Without altering anything, repeat each of the records.

begin

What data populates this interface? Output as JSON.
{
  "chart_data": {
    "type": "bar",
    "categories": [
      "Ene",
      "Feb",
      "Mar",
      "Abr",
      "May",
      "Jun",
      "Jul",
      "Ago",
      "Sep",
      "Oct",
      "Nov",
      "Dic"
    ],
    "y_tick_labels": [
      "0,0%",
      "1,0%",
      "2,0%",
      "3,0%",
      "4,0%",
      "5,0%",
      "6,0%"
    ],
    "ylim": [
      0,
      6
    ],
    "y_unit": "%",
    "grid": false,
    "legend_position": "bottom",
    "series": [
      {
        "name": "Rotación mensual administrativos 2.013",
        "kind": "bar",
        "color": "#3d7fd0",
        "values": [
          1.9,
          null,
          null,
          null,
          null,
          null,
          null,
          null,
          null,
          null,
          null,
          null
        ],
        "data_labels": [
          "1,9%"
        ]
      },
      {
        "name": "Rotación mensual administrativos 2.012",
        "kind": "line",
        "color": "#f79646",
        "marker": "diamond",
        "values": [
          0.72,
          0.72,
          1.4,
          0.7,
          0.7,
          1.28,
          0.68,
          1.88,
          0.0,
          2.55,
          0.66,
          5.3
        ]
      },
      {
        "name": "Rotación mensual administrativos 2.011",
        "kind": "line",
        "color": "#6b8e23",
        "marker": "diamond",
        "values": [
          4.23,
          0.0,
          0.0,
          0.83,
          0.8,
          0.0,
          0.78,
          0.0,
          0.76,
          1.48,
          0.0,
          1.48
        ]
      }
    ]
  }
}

end

> [Task response]
What data populates this interface? Output as JSON.
{
  "chart_data": {
    "type": "bar",
    "categories": [
      "Ene",
      "Feb",
      "Mar",
      "Abr",
      "May",
      "Jun",
      "Jul",
      "Ago",
      "Sep",
      "Oct",
      "Nov",
      "Dic"
    ],
    "y_tick_labels": [
      "0,0%",
      "1,0%",
      "2,0%",
      "3,0%",
      "4,0%",
      "5,0%",
      "6,0%"
    ],
    "ylim": [
      0,
      6
    ],
    "y_unit": "%",
    "grid": false,
    "legend_position": "bottom",
    "series": [
      {
        "name": "Rotación mensual administrativos 2.013",
        "kind": "bar",
        "color": "#3d7fd0",
        "values": [
          1.9,
          null,
          null,
          null,
          null,
          null,
          null,
          null,
          null,
          null,
          null,
          null
        ],
        "data_labels": [
          "1,9%"
        ]
      },
      {
        "name": "Rotación mensual administrativos 2.012",
        "kind": "line",
        "color": "#f79646",
        "marker": "diamond",
        "values": [
          0.72,
          0.72,
          1.4,
          0.7,
          0.7,
          1.28,
          0.68,
          1.88,
          0.0,
          2.55,
          0.66,
          5.3
        ]
      },
      {
        "name": "Rotación mensual administrativos 2.011",
        "kind": "line",
        "color": "#6b8e23",
        "marker": "diamond",
        "values": [
          4.23,
          0.0,
          0.0,
          0.83,
          0.8,
          0.0,
          0.78,
          0.0,
          0.76,
          1.48,
          0.0,
          1.48
        ]
      }
    ]
  }
}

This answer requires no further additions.